WRITTEN TASK
Scan the entries below for the word "TradingView". Copy each line that has it.

━━━━━ RECORDS FOR THE TASK

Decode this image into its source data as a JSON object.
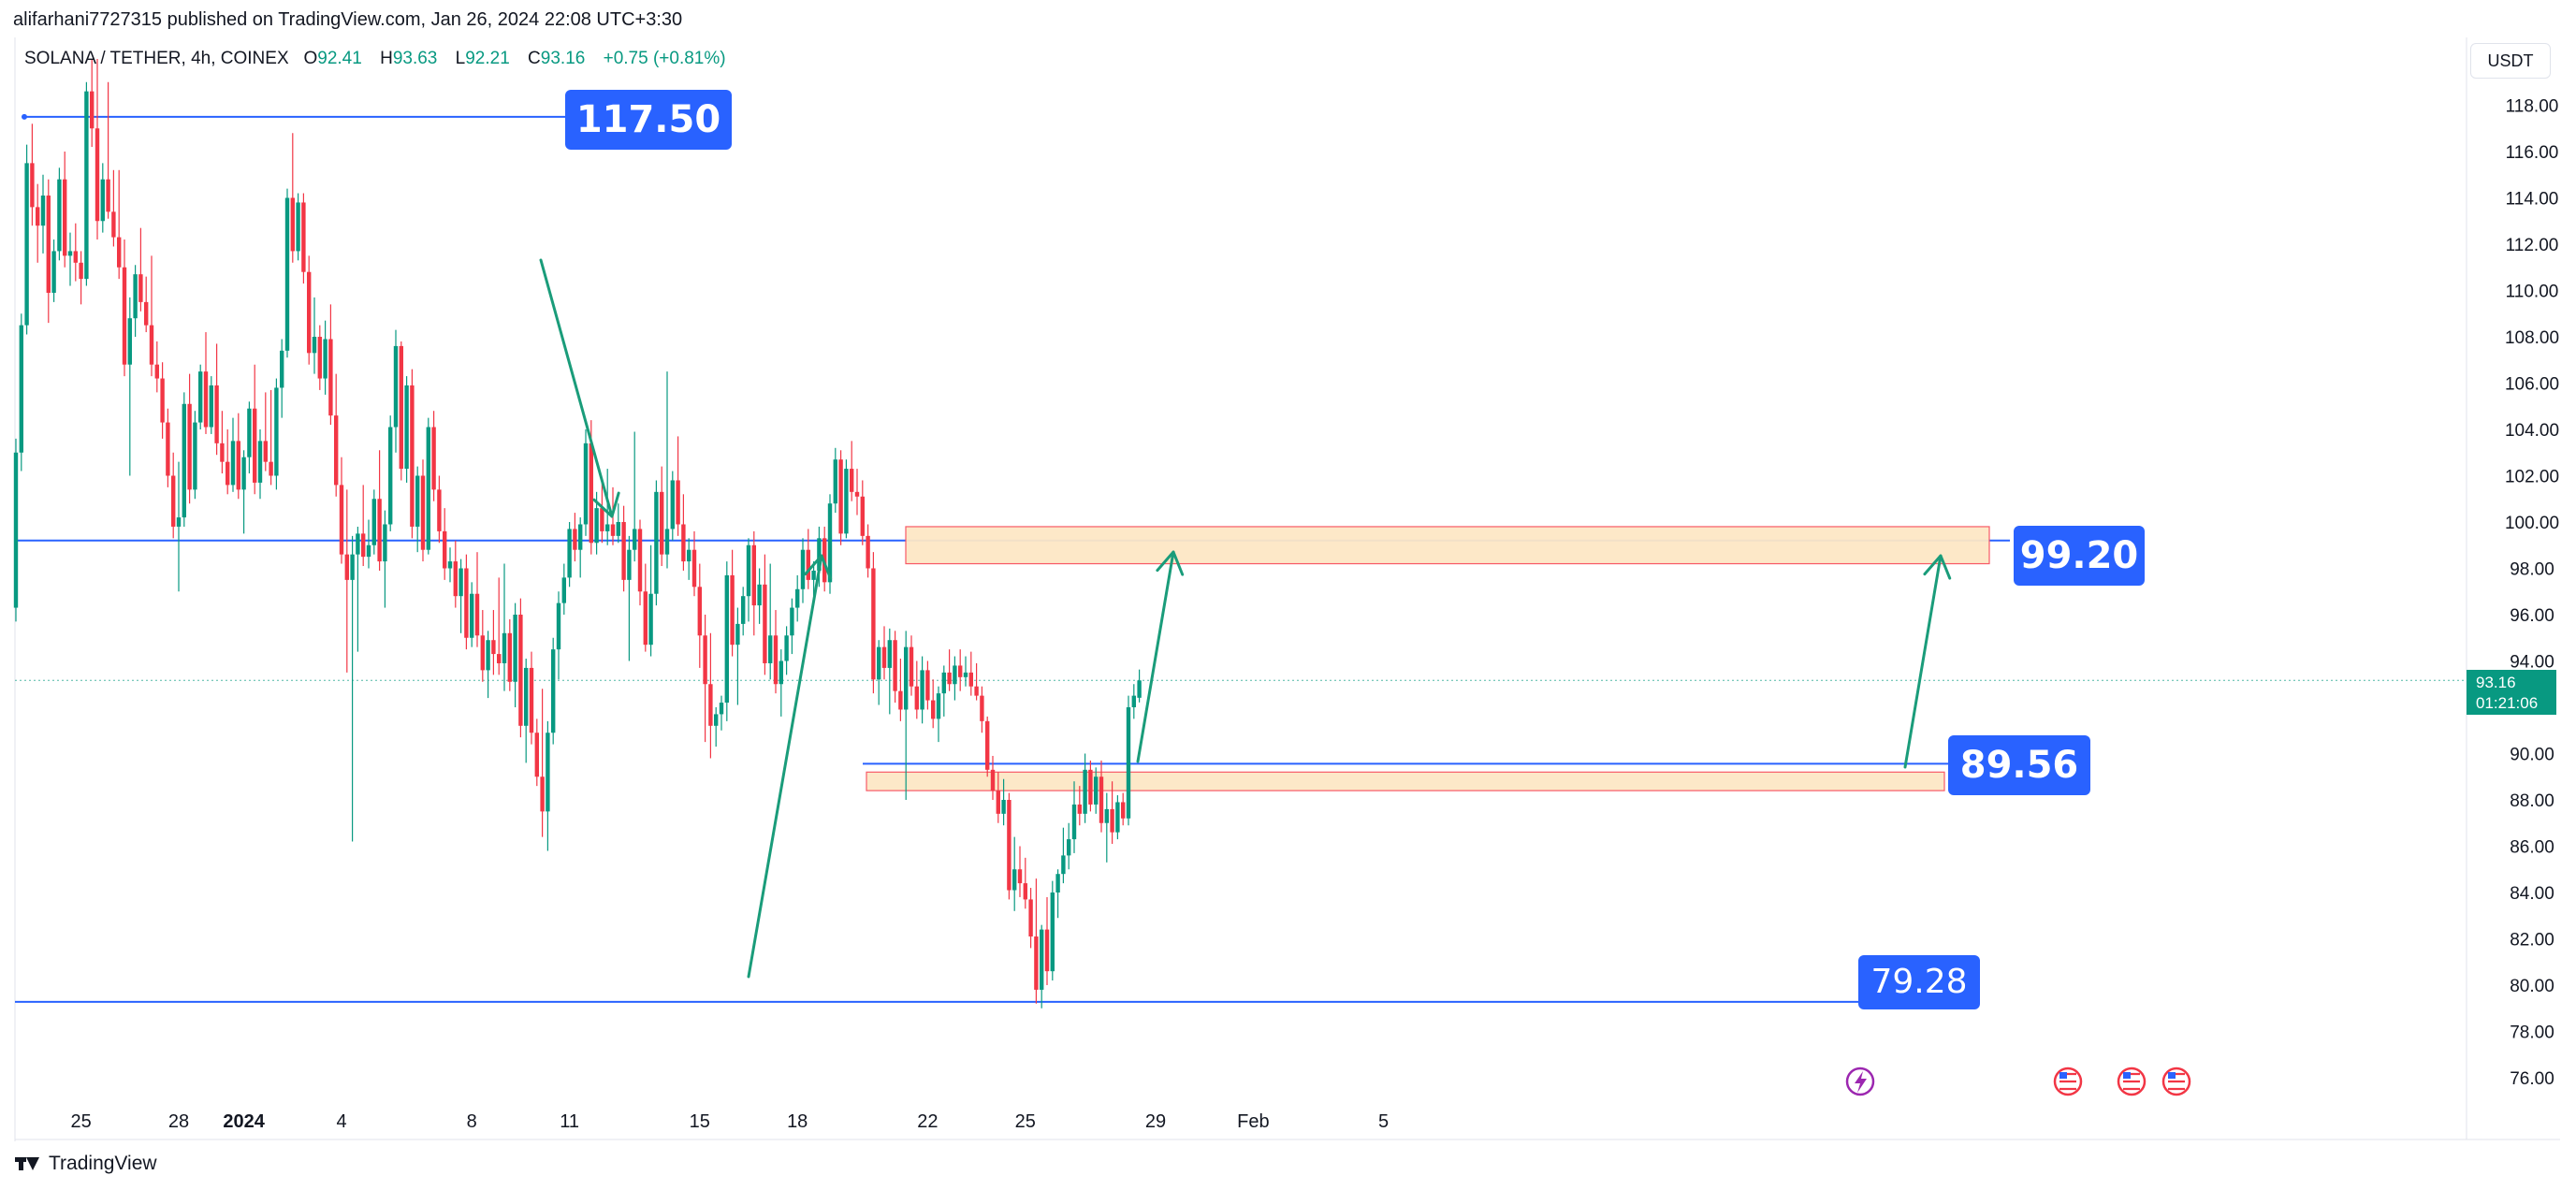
{
  "header": {
    "publisher": "alifarhani7727315 published on TradingView.com, Jan 26, 2024 22:08 UTC+3:30",
    "symbol": "SOLANA / TETHER, 4h, COINEX",
    "open_label": "O",
    "open": "92.41",
    "high_label": "H",
    "high": "93.63",
    "low_label": "L",
    "low": "92.21",
    "close_label": "C",
    "close": "93.16",
    "change": "+0.75 (+0.81%)",
    "currency": "USDT"
  },
  "price_tag": {
    "price": "93.16",
    "countdown": "01:21:06"
  },
  "footer": {
    "brand": "TradingView"
  },
  "colors": {
    "up": "#089981",
    "down": "#f23645",
    "line": "#2962ff",
    "zone_fill": "#fde7c6",
    "zone_stroke": "#f7525f",
    "arrow": "#1a9c7a"
  },
  "chart_data": {
    "type": "candlestick",
    "timeframe": "4h",
    "y_axis": {
      "min": 75,
      "max": 120,
      "ticks": [
        "76.00",
        "78.00",
        "80.00",
        "82.00",
        "84.00",
        "86.00",
        "88.00",
        "90.00",
        "94.00",
        "96.00",
        "98.00",
        "100.00",
        "102.00",
        "104.00",
        "106.00",
        "108.00",
        "110.00",
        "112.00",
        "114.00",
        "116.00",
        "118.00"
      ]
    },
    "x_axis": {
      "labels": [
        {
          "text": "25",
          "slot": 12
        },
        {
          "text": "28",
          "slot": 30
        },
        {
          "text": "2024",
          "slot": 42
        },
        {
          "text": "4",
          "slot": 60
        },
        {
          "text": "8",
          "slot": 84
        },
        {
          "text": "11",
          "slot": 102
        },
        {
          "text": "15",
          "slot": 126
        },
        {
          "text": "18",
          "slot": 144
        },
        {
          "text": "22",
          "slot": 168
        },
        {
          "text": "25",
          "slot": 186
        },
        {
          "text": "29",
          "slot": 210
        },
        {
          "text": "Feb",
          "slot": 228
        },
        {
          "text": "5",
          "slot": 252
        }
      ],
      "slot_min": 0,
      "slot_max": 262
    },
    "key_levels": [
      {
        "label": "117.50",
        "price": 117.5
      },
      {
        "label": "99.20",
        "price": 99.2
      },
      {
        "label": "89.56",
        "price": 89.56
      },
      {
        "label": "79.28",
        "price": 79.28
      }
    ],
    "zones": [
      {
        "top": 99.8,
        "bottom": 98.2
      },
      {
        "top": 89.2,
        "bottom": 88.4
      }
    ],
    "candles": [
      [
        96.3,
        103.6,
        95.7,
        103.0
      ],
      [
        103.0,
        109.0,
        102.2,
        108.5
      ],
      [
        108.5,
        116.3,
        108.1,
        115.5
      ],
      [
        115.5,
        117.2,
        112.8,
        113.6
      ],
      [
        113.6,
        114.6,
        111.2,
        112.8
      ],
      [
        112.8,
        115.0,
        111.6,
        114.1
      ],
      [
        114.1,
        114.8,
        108.6,
        109.9
      ],
      [
        109.9,
        112.2,
        109.5,
        111.7
      ],
      [
        111.7,
        115.3,
        111.3,
        114.8
      ],
      [
        114.8,
        116.0,
        111.0,
        111.5
      ],
      [
        111.5,
        112.5,
        110.2,
        111.7
      ],
      [
        111.7,
        112.9,
        110.4,
        111.2
      ],
      [
        111.2,
        111.7,
        109.4,
        110.5
      ],
      [
        110.5,
        119.0,
        110.2,
        118.6
      ],
      [
        118.6,
        120.0,
        116.2,
        117.0
      ],
      [
        117.0,
        120.0,
        112.2,
        113.0
      ],
      [
        113.0,
        115.5,
        112.5,
        114.8
      ],
      [
        114.8,
        119.0,
        113.1,
        113.4
      ],
      [
        113.4,
        115.2,
        111.9,
        112.3
      ],
      [
        112.3,
        115.2,
        110.5,
        111.0
      ],
      [
        111.0,
        112.2,
        106.3,
        106.8
      ],
      [
        106.8,
        109.7,
        102.0,
        108.8
      ],
      [
        108.8,
        111.1,
        108.0,
        110.7
      ],
      [
        110.7,
        112.7,
        109.1,
        109.5
      ],
      [
        109.5,
        110.6,
        108.2,
        108.5
      ],
      [
        108.5,
        111.5,
        106.3,
        106.8
      ],
      [
        106.8,
        107.8,
        105.6,
        106.2
      ],
      [
        106.2,
        106.9,
        103.6,
        104.3
      ],
      [
        104.3,
        104.9,
        101.5,
        102.0
      ],
      [
        102.0,
        103.0,
        99.3,
        99.8
      ],
      [
        99.8,
        102.6,
        97.0,
        100.2
      ],
      [
        100.2,
        105.6,
        99.8,
        105.1
      ],
      [
        105.1,
        106.4,
        100.8,
        101.4
      ],
      [
        101.4,
        104.8,
        101.0,
        104.3
      ],
      [
        104.3,
        106.8,
        104.0,
        106.5
      ],
      [
        106.5,
        108.2,
        103.8,
        104.1
      ],
      [
        104.1,
        106.3,
        103.8,
        105.9
      ],
      [
        105.9,
        107.7,
        102.9,
        103.4
      ],
      [
        103.4,
        104.8,
        102.1,
        102.6
      ],
      [
        102.6,
        104.0,
        101.2,
        101.6
      ],
      [
        101.6,
        104.5,
        101.3,
        103.5
      ],
      [
        103.5,
        104.7,
        101.0,
        101.4
      ],
      [
        101.4,
        103.1,
        99.5,
        102.8
      ],
      [
        102.8,
        105.2,
        102.1,
        104.9
      ],
      [
        104.9,
        106.8,
        101.2,
        101.7
      ],
      [
        101.7,
        104.0,
        101.0,
        103.5
      ],
      [
        103.5,
        105.6,
        102.2,
        102.6
      ],
      [
        102.6,
        105.7,
        101.6,
        102.0
      ],
      [
        102.0,
        106.2,
        101.4,
        105.8
      ],
      [
        105.8,
        107.9,
        104.5,
        107.4
      ],
      [
        107.4,
        114.4,
        107.1,
        114.0
      ],
      [
        114.0,
        116.8,
        111.2,
        111.7
      ],
      [
        111.7,
        114.2,
        111.3,
        113.8
      ],
      [
        113.8,
        114.2,
        110.3,
        110.8
      ],
      [
        110.8,
        111.5,
        106.8,
        107.3
      ],
      [
        107.3,
        109.7,
        106.4,
        108.0
      ],
      [
        108.0,
        108.5,
        105.7,
        106.2
      ],
      [
        106.2,
        108.7,
        105.5,
        107.9
      ],
      [
        107.9,
        109.4,
        104.2,
        104.6
      ],
      [
        104.6,
        106.4,
        101.1,
        101.6
      ],
      [
        101.6,
        102.8,
        98.2,
        98.6
      ],
      [
        98.6,
        101.4,
        93.5,
        97.5
      ],
      [
        97.5,
        99.4,
        86.2,
        98.6
      ],
      [
        98.6,
        99.8,
        94.4,
        99.5
      ],
      [
        99.5,
        101.6,
        98.1,
        98.5
      ],
      [
        98.5,
        100.1,
        98.0,
        99.0
      ],
      [
        99.0,
        101.4,
        98.6,
        101.0
      ],
      [
        101.0,
        103.1,
        97.9,
        98.3
      ],
      [
        98.3,
        100.5,
        96.3,
        99.9
      ],
      [
        99.9,
        104.6,
        99.6,
        104.1
      ],
      [
        104.1,
        108.3,
        103.0,
        107.6
      ],
      [
        107.6,
        107.8,
        101.8,
        102.3
      ],
      [
        102.3,
        106.3,
        101.7,
        105.9
      ],
      [
        105.9,
        106.6,
        99.3,
        99.8
      ],
      [
        99.8,
        102.4,
        98.7,
        102.0
      ],
      [
        102.0,
        102.7,
        98.3,
        98.8
      ],
      [
        98.8,
        104.5,
        98.6,
        104.1
      ],
      [
        104.1,
        104.8,
        100.9,
        101.4
      ],
      [
        101.4,
        102.0,
        99.1,
        99.6
      ],
      [
        99.6,
        100.6,
        97.5,
        98.0
      ],
      [
        98.0,
        98.9,
        97.4,
        98.3
      ],
      [
        98.3,
        99.2,
        96.3,
        96.8
      ],
      [
        96.8,
        98.4,
        95.2,
        98.0
      ],
      [
        98.0,
        98.6,
        94.5,
        95.0
      ],
      [
        95.0,
        97.4,
        94.6,
        96.9
      ],
      [
        96.9,
        98.7,
        94.6,
        95.1
      ],
      [
        95.1,
        96.2,
        93.1,
        93.6
      ],
      [
        93.6,
        95.3,
        92.4,
        94.9
      ],
      [
        94.9,
        96.2,
        93.4,
        94.3
      ],
      [
        94.3,
        97.6,
        93.4,
        93.9
      ],
      [
        93.9,
        98.2,
        92.7,
        95.2
      ],
      [
        95.2,
        95.8,
        92.7,
        93.1
      ],
      [
        93.1,
        96.5,
        92.0,
        96.0
      ],
      [
        96.0,
        96.7,
        90.7,
        91.2
      ],
      [
        91.2,
        94.1,
        89.6,
        93.7
      ],
      [
        93.7,
        94.4,
        90.4,
        90.9
      ],
      [
        90.9,
        91.5,
        88.6,
        89.0
      ],
      [
        89.0,
        92.8,
        86.4,
        87.5
      ],
      [
        87.5,
        91.4,
        85.8,
        90.9
      ],
      [
        90.9,
        95.0,
        90.4,
        94.5
      ],
      [
        94.5,
        97.0,
        93.2,
        96.5
      ],
      [
        96.5,
        98.2,
        96.0,
        97.6
      ],
      [
        97.6,
        100.0,
        97.2,
        99.7
      ],
      [
        99.7,
        100.4,
        98.3,
        98.8
      ],
      [
        98.8,
        100.2,
        97.6,
        99.9
      ],
      [
        99.9,
        104.0,
        99.4,
        103.4
      ],
      [
        103.4,
        104.4,
        98.6,
        99.1
      ],
      [
        99.1,
        101.3,
        98.6,
        100.6
      ],
      [
        100.6,
        101.9,
        99.1,
        99.6
      ],
      [
        99.6,
        102.3,
        99.0,
        99.9
      ],
      [
        99.9,
        101.5,
        99.0,
        99.4
      ],
      [
        99.4,
        100.8,
        99.1,
        100.0
      ],
      [
        100.0,
        100.7,
        97.0,
        97.5
      ],
      [
        97.5,
        99.4,
        94.0,
        98.8
      ],
      [
        98.8,
        103.9,
        98.3,
        99.7
      ],
      [
        99.7,
        100.1,
        96.4,
        97.0
      ],
      [
        97.0,
        98.2,
        94.4,
        94.7
      ],
      [
        94.7,
        99.0,
        94.2,
        96.9
      ],
      [
        96.9,
        101.8,
        96.4,
        101.3
      ],
      [
        101.3,
        102.4,
        98.1,
        98.6
      ],
      [
        98.6,
        106.5,
        98.0,
        99.7
      ],
      [
        99.7,
        102.2,
        99.2,
        101.8
      ],
      [
        101.8,
        103.7,
        99.4,
        99.9
      ],
      [
        99.9,
        101.2,
        97.9,
        98.3
      ],
      [
        98.3,
        99.3,
        97.5,
        98.8
      ],
      [
        98.8,
        99.6,
        96.8,
        97.2
      ],
      [
        97.2,
        98.2,
        93.7,
        95.1
      ],
      [
        95.1,
        96.0,
        90.5,
        93.0
      ],
      [
        93.0,
        95.2,
        89.8,
        91.2
      ],
      [
        91.2,
        92.0,
        90.3,
        91.7
      ],
      [
        91.7,
        92.5,
        91.0,
        92.2
      ],
      [
        92.2,
        98.3,
        91.4,
        97.7
      ],
      [
        97.7,
        98.8,
        94.2,
        94.7
      ],
      [
        94.7,
        96.3,
        92.1,
        95.6
      ],
      [
        95.6,
        97.2,
        95.1,
        96.8
      ],
      [
        96.8,
        99.3,
        95.7,
        99.0
      ],
      [
        99.0,
        99.6,
        95.1,
        96.4
      ],
      [
        96.4,
        98.0,
        95.6,
        97.3
      ],
      [
        97.3,
        98.6,
        93.4,
        93.9
      ],
      [
        93.9,
        98.2,
        93.2,
        95.1
      ],
      [
        95.1,
        96.2,
        92.6,
        93.0
      ],
      [
        93.0,
        94.5,
        91.6,
        94.0
      ],
      [
        94.0,
        95.5,
        93.4,
        95.1
      ],
      [
        95.1,
        96.7,
        94.3,
        96.3
      ],
      [
        96.3,
        97.7,
        95.7,
        97.1
      ],
      [
        97.1,
        99.3,
        96.5,
        98.8
      ],
      [
        98.8,
        99.7,
        97.1,
        97.5
      ],
      [
        97.5,
        98.3,
        96.5,
        97.9
      ],
      [
        97.9,
        99.8,
        97.2,
        99.3
      ],
      [
        99.3,
        99.8,
        97.0,
        97.4
      ],
      [
        97.4,
        101.2,
        96.9,
        100.8
      ],
      [
        100.8,
        103.2,
        100.4,
        102.7
      ],
      [
        102.7,
        103.1,
        99.0,
        99.5
      ],
      [
        99.5,
        102.7,
        99.3,
        102.3
      ],
      [
        102.3,
        103.5,
        100.9,
        101.3
      ],
      [
        101.3,
        102.3,
        100.3,
        101.1
      ],
      [
        101.1,
        101.8,
        99.0,
        99.4
      ],
      [
        99.4,
        99.9,
        97.6,
        98.0
      ],
      [
        98.0,
        98.7,
        92.6,
        93.2
      ],
      [
        93.2,
        94.9,
        92.1,
        94.6
      ],
      [
        94.6,
        95.5,
        93.2,
        93.7
      ],
      [
        93.7,
        95.4,
        91.7,
        94.9
      ],
      [
        94.9,
        95.3,
        92.2,
        92.7
      ],
      [
        92.7,
        94.1,
        91.4,
        91.9
      ],
      [
        91.9,
        95.3,
        88.0,
        94.6
      ],
      [
        94.6,
        95.1,
        92.5,
        92.9
      ],
      [
        92.9,
        94.0,
        91.5,
        91.9
      ],
      [
        91.9,
        94.2,
        91.3,
        93.6
      ],
      [
        93.6,
        94.0,
        91.9,
        92.3
      ],
      [
        92.3,
        93.2,
        91.1,
        91.5
      ],
      [
        91.5,
        92.9,
        90.5,
        92.6
      ],
      [
        92.6,
        93.8,
        91.6,
        93.5
      ],
      [
        93.5,
        94.5,
        92.7,
        93.0
      ],
      [
        93.0,
        94.2,
        92.3,
        93.8
      ],
      [
        93.8,
        94.5,
        92.7,
        93.3
      ],
      [
        93.3,
        94.2,
        92.9,
        93.5
      ],
      [
        93.5,
        94.4,
        92.5,
        92.9
      ],
      [
        92.9,
        93.9,
        92.3,
        92.5
      ],
      [
        92.5,
        92.9,
        90.9,
        91.4
      ],
      [
        91.4,
        91.6,
        89.0,
        89.3
      ],
      [
        89.3,
        89.9,
        88.0,
        88.4
      ],
      [
        88.4,
        89.2,
        87.0,
        87.4
      ],
      [
        87.4,
        88.9,
        86.9,
        88.0
      ],
      [
        88.0,
        88.3,
        83.7,
        84.1
      ],
      [
        84.1,
        86.4,
        83.2,
        85.0
      ],
      [
        85.0,
        86.0,
        83.8,
        84.4
      ],
      [
        84.4,
        85.5,
        83.3,
        83.7
      ],
      [
        83.7,
        84.2,
        81.6,
        82.1
      ],
      [
        82.1,
        84.6,
        79.2,
        79.8
      ],
      [
        79.8,
        82.6,
        79.0,
        82.4
      ],
      [
        82.4,
        83.8,
        80.0,
        80.6
      ],
      [
        80.6,
        84.5,
        80.2,
        84.0
      ],
      [
        84.0,
        85.0,
        82.9,
        84.8
      ],
      [
        84.8,
        86.8,
        84.4,
        85.6
      ],
      [
        85.6,
        87.0,
        85.0,
        86.3
      ],
      [
        86.3,
        88.8,
        85.7,
        87.8
      ],
      [
        87.8,
        88.6,
        86.9,
        87.4
      ],
      [
        87.4,
        90.0,
        87.0,
        89.3
      ],
      [
        89.3,
        89.7,
        87.5,
        87.8
      ],
      [
        87.8,
        89.4,
        87.4,
        89.0
      ],
      [
        89.0,
        89.7,
        86.6,
        87.0
      ],
      [
        87.0,
        88.3,
        85.3,
        87.6
      ],
      [
        87.6,
        88.8,
        86.1,
        86.6
      ],
      [
        86.6,
        88.2,
        86.3,
        87.9
      ],
      [
        87.9,
        88.3,
        86.9,
        87.2
      ],
      [
        87.2,
        92.5,
        86.9,
        92.0
      ],
      [
        92.0,
        93.0,
        91.5,
        92.5
      ],
      [
        92.41,
        93.63,
        92.21,
        93.16
      ]
    ]
  }
}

━━━━━━━━━━

FINISHED TASK
    "publisher": "alifarhani7727315 published on TradingView.com, Jan 26, 2024 22:08 UTC+3:30",
    "brand": "TradingView"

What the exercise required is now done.